▶ [What needs to be done]:
Copy the data precisely, keeping every character.

═════ Data supplied ═════

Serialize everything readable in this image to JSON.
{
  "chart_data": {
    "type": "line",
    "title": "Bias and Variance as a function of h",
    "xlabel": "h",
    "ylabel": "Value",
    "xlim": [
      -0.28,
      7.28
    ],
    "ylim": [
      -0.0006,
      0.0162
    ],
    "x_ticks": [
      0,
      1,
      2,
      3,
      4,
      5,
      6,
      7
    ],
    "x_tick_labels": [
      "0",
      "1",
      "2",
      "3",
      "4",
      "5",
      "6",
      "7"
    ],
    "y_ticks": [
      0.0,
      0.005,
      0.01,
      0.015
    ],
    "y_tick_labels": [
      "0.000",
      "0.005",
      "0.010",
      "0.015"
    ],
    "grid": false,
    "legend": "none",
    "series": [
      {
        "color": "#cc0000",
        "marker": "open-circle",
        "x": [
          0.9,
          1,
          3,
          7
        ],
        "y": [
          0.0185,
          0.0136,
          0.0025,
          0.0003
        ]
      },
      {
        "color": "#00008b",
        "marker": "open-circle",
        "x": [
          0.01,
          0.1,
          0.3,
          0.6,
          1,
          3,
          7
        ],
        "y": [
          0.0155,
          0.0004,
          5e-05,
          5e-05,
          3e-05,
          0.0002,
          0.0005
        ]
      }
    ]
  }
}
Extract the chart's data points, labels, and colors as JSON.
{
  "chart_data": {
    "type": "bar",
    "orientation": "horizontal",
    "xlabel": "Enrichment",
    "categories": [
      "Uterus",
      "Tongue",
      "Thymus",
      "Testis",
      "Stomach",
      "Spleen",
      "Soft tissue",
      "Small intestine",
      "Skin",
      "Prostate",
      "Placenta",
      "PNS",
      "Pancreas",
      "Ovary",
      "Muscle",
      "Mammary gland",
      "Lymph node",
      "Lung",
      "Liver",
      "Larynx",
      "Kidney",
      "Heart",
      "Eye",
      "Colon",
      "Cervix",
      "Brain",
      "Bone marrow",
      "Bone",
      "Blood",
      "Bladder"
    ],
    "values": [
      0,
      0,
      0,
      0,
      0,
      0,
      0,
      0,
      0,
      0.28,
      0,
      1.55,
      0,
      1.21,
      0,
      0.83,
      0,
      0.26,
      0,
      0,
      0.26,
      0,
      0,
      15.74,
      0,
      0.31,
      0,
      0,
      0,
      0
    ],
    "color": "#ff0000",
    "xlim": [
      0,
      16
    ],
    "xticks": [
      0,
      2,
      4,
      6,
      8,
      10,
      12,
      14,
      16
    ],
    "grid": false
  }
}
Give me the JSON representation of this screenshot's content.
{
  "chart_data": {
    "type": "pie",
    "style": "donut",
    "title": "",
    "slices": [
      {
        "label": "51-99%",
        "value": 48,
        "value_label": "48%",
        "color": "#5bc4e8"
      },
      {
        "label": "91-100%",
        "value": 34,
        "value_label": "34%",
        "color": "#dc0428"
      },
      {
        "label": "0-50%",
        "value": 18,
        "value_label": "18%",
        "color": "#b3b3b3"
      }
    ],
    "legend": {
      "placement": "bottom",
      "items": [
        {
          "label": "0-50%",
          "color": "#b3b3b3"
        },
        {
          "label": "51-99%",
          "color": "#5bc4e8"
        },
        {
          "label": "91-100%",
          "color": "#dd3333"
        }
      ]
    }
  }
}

═════

▶ [Correct response]:
Serialize everything readable in this image to JSON.
{
  "chart_data": {
    "type": "line",
    "title": "Bias and Variance as a function of h",
    "xlabel": "h",
    "ylabel": "Value",
    "xlim": [
      -0.28,
      7.28
    ],
    "ylim": [
      -0.0006,
      0.0162
    ],
    "x_ticks": [
      0,
      1,
      2,
      3,
      4,
      5,
      6,
      7
    ],
    "x_tick_labels": [
      "0",
      "1",
      "2",
      "3",
      "4",
      "5",
      "6",
      "7"
    ],
    "y_ticks": [
      0.0,
      0.005,
      0.01,
      0.015
    ],
    "y_tick_labels": [
      "0.000",
      "0.005",
      "0.010",
      "0.015"
    ],
    "grid": false,
    "legend": "none",
    "series": [
      {
        "color": "#cc0000",
        "marker": "open-circle",
        "x": [
          0.9,
          1,
          3,
          7
        ],
        "y": [
          0.0185,
          0.0136,
          0.0025,
          0.0003
        ]
      },
      {
        "color": "#00008b",
        "marker": "open-circle",
        "x": [
          0.01,
          0.1,
          0.3,
          0.6,
          1,
          3,
          7
        ],
        "y": [
          0.0155,
          0.0004,
          5e-05,
          5e-05,
          3e-05,
          0.0002,
          0.0005
        ]
      }
    ]
  }
}
Extract the chart's data points, labels, and colors as JSON.
{
  "chart_data": {
    "type": "bar",
    "orientation": "horizontal",
    "xlabel": "Enrichment",
    "categories": [
      "Uterus",
      "Tongue",
      "Thymus",
      "Testis",
      "Stomach",
      "Spleen",
      "Soft tissue",
      "Small intestine",
      "Skin",
      "Prostate",
      "Placenta",
      "PNS",
      "Pancreas",
      "Ovary",
      "Muscle",
      "Mammary gland",
      "Lymph node",
      "Lung",
      "Liver",
      "Larynx",
      "Kidney",
      "Heart",
      "Eye",
      "Colon",
      "Cervix",
      "Brain",
      "Bone marrow",
      "Bone",
      "Blood",
      "Bladder"
    ],
    "values": [
      0,
      0,
      0,
      0,
      0,
      0,
      0,
      0,
      0,
      0.28,
      0,
      1.55,
      0,
      1.21,
      0,
      0.83,
      0,
      0.26,
      0,
      0,
      0.26,
      0,
      0,
      15.74,
      0,
      0.31,
      0,
      0,
      0,
      0
    ],
    "color": "#ff0000",
    "xlim": [
      0,
      16
    ],
    "xticks": [
      0,
      2,
      4,
      6,
      8,
      10,
      12,
      14,
      16
    ],
    "grid": false
  }
}
Give me the JSON representation of this screenshot's content.
{
  "chart_data": {
    "type": "pie",
    "style": "donut",
    "title": "",
    "slices": [
      {
        "label": "51-99%",
        "value": 48,
        "value_label": "48%",
        "color": "#5bc4e8"
      },
      {
        "label": "91-100%",
        "value": 34,
        "value_label": "34%",
        "color": "#dc0428"
      },
      {
        "label": "0-50%",
        "value": 18,
        "value_label": "18%",
        "color": "#b3b3b3"
      }
    ],
    "legend": {
      "placement": "bottom",
      "items": [
        {
          "label": "0-50%",
          "color": "#b3b3b3"
        },
        {
          "label": "51-99%",
          "color": "#5bc4e8"
        },
        {
          "label": "91-100%",
          "color": "#dd3333"
        }
      ]
    }
  }
}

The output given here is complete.